### Task goal
Collect all lines containing the word "this" from the data.

### Dataset rows about figures
--- --- ---
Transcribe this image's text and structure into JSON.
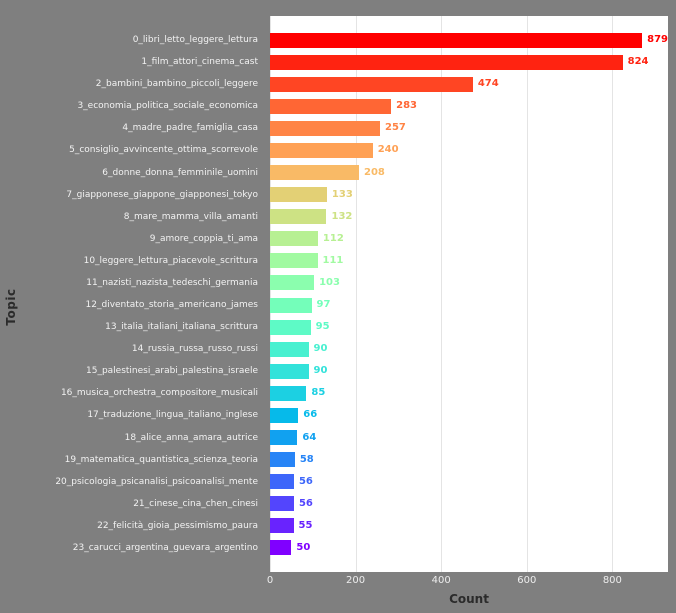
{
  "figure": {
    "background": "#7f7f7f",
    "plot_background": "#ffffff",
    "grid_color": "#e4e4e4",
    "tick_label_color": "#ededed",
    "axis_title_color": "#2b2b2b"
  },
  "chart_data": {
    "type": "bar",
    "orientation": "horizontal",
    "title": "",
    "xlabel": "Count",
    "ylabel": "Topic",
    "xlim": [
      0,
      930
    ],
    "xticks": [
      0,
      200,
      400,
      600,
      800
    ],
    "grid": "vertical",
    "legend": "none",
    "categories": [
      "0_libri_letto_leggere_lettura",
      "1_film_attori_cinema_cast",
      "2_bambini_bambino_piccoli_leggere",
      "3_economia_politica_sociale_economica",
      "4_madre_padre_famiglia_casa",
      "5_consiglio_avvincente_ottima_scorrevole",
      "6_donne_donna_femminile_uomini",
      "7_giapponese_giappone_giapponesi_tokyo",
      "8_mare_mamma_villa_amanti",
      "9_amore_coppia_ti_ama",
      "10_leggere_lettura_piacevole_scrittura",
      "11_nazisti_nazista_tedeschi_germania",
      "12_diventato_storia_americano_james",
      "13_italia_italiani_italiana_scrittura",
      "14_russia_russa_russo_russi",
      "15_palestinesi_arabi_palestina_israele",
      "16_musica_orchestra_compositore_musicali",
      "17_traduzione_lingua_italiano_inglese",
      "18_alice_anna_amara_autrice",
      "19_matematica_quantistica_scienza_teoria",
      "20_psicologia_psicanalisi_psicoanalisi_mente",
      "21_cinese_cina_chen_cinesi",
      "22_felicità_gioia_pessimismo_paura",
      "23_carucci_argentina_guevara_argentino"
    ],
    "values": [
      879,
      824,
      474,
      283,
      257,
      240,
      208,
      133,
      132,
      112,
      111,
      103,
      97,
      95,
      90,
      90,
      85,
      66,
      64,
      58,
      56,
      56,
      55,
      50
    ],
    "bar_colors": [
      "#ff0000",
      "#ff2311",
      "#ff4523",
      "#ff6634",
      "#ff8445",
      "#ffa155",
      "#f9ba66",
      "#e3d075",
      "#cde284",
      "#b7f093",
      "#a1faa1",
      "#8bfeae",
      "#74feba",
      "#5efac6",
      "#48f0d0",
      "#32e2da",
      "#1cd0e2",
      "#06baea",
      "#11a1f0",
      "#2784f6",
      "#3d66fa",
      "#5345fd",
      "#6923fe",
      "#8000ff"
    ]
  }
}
--- --- ---
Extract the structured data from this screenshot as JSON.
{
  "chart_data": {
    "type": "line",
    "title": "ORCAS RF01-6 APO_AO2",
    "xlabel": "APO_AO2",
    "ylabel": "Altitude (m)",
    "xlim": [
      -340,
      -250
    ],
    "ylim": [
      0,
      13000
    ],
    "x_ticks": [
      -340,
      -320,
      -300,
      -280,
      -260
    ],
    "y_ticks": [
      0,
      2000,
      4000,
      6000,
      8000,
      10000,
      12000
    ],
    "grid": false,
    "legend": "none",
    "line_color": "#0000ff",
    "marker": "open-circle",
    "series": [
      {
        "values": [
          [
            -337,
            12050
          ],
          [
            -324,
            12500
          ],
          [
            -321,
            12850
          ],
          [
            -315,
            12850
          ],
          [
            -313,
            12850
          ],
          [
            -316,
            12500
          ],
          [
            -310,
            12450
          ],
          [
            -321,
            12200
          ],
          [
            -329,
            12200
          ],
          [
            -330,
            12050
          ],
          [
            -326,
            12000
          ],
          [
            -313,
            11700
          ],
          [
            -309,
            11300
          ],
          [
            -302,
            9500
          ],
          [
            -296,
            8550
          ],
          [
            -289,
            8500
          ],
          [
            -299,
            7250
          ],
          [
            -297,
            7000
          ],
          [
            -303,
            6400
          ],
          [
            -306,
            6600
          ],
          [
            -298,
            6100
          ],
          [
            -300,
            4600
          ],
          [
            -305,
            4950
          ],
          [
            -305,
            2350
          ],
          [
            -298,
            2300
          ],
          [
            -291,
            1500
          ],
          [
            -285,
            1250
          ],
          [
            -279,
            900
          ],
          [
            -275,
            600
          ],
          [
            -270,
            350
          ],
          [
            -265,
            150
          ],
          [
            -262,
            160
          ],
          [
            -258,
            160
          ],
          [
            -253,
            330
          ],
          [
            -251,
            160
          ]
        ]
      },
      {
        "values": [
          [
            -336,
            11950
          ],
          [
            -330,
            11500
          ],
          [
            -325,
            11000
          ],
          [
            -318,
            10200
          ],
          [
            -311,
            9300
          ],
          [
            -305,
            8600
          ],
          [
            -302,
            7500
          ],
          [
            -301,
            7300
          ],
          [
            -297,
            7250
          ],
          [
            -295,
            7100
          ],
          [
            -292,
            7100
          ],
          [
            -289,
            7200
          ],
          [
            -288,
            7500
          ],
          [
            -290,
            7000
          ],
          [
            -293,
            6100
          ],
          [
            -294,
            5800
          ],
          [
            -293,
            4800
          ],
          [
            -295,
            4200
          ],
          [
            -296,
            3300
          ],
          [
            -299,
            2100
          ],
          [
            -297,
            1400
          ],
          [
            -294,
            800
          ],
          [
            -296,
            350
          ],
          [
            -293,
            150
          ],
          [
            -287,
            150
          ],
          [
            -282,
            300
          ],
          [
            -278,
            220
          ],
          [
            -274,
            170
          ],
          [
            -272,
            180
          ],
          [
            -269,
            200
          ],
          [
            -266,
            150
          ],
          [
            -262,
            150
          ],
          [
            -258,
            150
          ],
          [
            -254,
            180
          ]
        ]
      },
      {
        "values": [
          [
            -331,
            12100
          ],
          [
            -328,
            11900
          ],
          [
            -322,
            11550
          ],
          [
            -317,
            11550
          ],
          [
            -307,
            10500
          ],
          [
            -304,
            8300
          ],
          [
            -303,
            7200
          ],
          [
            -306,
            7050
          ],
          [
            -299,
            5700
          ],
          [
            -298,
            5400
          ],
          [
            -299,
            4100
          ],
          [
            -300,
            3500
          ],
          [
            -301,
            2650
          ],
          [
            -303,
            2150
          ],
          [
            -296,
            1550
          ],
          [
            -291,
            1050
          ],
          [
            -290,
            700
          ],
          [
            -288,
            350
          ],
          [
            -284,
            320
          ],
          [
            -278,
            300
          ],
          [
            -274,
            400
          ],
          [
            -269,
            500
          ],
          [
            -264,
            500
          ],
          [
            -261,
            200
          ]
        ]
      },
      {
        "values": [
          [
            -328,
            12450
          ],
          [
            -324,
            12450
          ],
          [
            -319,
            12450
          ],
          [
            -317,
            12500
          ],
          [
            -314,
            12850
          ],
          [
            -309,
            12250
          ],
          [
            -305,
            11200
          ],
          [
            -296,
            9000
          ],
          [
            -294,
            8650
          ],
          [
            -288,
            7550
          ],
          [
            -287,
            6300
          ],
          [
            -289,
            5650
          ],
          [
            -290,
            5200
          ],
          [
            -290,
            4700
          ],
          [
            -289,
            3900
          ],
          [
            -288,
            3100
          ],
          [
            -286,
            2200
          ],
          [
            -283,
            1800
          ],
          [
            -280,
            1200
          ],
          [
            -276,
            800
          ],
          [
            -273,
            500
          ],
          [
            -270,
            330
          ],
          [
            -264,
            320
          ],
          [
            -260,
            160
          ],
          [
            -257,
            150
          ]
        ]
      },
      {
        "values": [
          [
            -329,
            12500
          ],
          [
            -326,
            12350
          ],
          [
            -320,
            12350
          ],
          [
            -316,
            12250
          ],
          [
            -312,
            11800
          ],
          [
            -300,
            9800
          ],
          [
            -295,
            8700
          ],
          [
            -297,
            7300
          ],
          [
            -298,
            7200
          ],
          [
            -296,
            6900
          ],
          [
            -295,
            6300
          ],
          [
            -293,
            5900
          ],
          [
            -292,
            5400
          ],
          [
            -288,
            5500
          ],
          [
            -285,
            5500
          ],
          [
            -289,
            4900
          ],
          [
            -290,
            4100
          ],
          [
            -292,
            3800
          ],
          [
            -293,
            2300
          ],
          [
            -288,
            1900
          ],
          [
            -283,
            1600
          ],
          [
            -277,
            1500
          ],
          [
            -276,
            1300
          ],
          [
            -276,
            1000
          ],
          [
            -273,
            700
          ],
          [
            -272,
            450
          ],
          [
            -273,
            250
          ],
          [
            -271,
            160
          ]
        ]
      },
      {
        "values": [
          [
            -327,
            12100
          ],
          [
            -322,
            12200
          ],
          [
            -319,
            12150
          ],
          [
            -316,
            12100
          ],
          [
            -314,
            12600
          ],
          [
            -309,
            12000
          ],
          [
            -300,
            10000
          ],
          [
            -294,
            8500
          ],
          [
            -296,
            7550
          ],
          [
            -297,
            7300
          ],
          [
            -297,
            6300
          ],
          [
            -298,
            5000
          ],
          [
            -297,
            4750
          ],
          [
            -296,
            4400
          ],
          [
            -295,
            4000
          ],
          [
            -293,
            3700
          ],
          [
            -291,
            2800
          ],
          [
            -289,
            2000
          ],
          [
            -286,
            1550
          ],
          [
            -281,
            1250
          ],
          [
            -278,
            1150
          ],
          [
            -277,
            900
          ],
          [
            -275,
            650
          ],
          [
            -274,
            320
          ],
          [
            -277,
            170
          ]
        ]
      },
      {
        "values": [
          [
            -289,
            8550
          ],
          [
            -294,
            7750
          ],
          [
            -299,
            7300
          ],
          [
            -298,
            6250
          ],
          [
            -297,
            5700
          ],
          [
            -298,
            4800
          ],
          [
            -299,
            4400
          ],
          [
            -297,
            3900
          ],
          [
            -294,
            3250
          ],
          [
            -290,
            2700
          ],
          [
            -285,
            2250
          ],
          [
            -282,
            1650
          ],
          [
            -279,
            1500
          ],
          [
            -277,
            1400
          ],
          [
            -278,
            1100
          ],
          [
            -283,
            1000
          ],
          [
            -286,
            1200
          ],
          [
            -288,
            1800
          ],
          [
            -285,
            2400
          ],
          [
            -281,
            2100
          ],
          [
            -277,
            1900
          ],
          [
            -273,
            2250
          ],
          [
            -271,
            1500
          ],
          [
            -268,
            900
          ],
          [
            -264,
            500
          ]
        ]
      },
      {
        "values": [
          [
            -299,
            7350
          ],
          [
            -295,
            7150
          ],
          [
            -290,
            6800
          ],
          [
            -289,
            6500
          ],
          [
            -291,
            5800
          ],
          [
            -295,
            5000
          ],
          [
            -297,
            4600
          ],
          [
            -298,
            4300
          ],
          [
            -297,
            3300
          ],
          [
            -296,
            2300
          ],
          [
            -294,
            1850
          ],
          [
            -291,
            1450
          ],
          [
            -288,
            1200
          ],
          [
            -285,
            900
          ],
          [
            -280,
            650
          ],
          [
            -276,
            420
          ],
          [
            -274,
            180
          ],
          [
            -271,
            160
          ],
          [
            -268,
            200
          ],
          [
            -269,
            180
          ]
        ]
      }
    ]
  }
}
--- --- ---
### Finished exercise
Transcribe this image's text and structure into JSON.
Extract the structured data from this screenshot as JSON.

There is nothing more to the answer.